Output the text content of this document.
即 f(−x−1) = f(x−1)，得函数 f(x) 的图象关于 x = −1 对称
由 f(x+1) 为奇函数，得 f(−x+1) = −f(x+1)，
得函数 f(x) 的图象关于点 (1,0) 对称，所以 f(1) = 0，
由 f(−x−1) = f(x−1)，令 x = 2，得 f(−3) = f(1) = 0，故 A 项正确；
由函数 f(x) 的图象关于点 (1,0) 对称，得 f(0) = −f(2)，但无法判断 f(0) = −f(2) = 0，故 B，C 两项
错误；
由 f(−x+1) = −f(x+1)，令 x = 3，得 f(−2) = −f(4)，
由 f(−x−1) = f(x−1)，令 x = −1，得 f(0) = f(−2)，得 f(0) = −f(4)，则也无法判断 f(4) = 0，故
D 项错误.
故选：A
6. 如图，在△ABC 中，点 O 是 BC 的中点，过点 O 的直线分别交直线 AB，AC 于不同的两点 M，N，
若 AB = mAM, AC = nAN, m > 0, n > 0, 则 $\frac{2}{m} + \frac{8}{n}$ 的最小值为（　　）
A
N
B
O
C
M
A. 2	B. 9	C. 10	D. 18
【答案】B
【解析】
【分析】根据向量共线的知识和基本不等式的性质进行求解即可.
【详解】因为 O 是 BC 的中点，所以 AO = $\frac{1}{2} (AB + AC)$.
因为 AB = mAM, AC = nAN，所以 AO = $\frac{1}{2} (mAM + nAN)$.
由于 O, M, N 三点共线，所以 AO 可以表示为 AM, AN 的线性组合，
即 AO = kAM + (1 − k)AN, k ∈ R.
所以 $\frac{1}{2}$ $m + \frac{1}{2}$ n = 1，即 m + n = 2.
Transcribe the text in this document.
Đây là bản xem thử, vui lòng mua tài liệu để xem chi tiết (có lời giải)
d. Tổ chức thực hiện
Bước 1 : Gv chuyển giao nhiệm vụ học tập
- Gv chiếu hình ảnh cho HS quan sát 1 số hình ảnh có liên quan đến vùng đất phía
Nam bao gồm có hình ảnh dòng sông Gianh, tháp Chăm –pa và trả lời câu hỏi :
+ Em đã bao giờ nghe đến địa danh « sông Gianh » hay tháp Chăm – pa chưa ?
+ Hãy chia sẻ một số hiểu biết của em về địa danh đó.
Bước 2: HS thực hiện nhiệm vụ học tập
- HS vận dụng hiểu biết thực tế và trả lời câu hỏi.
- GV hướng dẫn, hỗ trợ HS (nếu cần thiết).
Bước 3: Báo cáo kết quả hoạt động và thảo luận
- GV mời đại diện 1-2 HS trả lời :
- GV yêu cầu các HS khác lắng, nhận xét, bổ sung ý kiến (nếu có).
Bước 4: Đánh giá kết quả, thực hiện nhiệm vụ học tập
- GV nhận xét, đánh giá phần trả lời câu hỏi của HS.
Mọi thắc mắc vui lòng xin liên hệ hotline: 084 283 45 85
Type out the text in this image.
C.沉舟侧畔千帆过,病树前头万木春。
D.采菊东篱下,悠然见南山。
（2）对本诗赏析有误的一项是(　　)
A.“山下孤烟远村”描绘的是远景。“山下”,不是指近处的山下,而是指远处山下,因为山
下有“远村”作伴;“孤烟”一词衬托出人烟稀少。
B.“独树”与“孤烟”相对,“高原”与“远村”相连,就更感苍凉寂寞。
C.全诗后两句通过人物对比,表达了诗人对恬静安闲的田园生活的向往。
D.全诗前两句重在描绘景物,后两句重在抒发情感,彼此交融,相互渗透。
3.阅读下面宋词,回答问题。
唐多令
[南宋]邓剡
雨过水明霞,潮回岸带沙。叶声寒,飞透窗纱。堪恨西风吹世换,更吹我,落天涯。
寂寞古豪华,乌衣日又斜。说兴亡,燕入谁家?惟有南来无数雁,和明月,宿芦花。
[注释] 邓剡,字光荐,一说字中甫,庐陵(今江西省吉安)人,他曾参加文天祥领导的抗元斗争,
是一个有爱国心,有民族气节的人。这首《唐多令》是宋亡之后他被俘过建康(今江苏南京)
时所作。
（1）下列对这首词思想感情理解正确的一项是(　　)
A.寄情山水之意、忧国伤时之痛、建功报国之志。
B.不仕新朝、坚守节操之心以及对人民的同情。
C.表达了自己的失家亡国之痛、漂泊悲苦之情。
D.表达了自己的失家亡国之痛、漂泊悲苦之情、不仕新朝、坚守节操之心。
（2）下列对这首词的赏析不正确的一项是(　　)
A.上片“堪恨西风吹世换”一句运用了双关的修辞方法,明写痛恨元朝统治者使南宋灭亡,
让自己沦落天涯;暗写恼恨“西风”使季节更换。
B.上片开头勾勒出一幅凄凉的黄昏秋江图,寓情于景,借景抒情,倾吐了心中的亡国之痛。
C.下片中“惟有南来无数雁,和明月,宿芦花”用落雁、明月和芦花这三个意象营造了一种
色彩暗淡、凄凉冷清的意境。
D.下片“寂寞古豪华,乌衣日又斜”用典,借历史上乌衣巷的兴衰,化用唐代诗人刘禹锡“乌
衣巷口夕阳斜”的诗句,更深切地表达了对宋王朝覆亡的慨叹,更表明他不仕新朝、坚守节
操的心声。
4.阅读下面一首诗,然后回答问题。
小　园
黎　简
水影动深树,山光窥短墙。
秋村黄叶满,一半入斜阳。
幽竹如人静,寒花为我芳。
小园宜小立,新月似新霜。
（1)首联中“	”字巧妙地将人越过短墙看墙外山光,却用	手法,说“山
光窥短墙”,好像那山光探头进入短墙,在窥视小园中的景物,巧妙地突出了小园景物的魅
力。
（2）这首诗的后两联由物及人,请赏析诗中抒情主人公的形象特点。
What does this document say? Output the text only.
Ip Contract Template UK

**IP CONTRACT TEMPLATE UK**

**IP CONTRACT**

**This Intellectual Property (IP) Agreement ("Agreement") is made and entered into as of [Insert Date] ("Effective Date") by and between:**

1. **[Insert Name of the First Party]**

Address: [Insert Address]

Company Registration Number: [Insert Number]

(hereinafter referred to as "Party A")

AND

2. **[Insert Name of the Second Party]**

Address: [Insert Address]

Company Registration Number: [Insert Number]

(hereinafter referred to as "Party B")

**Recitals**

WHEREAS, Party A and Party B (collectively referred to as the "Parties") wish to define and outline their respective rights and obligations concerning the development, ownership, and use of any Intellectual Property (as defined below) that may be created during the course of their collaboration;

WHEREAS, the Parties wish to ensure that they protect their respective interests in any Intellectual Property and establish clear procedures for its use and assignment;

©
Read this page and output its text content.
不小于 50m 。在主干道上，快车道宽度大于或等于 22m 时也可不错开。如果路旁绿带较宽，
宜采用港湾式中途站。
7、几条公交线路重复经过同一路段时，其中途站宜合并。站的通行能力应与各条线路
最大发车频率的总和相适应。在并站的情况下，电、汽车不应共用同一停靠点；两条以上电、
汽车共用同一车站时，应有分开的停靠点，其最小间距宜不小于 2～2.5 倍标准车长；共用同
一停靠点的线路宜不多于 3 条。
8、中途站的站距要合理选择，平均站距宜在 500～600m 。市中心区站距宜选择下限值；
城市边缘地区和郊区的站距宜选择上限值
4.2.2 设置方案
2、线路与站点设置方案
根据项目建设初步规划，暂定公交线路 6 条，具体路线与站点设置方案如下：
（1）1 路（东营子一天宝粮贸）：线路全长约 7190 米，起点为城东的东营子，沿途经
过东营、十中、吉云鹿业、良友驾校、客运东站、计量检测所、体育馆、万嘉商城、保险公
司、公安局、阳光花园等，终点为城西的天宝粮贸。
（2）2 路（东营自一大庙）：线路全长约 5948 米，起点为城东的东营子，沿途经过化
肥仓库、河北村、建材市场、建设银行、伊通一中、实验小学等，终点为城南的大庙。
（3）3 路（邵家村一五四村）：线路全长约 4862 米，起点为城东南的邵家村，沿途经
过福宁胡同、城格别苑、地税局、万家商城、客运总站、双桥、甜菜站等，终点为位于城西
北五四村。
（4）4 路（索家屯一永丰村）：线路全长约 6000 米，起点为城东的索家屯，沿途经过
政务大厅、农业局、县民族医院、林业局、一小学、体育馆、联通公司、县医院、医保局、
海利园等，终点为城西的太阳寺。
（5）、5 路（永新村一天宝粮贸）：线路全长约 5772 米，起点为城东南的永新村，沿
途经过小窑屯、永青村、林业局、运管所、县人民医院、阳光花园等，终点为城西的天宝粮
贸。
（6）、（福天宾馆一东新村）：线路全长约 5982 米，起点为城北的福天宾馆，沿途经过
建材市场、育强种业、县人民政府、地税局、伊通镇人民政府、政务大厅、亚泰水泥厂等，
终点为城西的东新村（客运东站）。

§ **Objective**: Filter out all lines lacking the word "biết" and copy the rest.

§ **Task solution**:
+ Hãy chia sẻ một số hiểu biết của em về địa danh đó.
- HS vận dụng hiểu biết thực tế và trả lời câu hỏi.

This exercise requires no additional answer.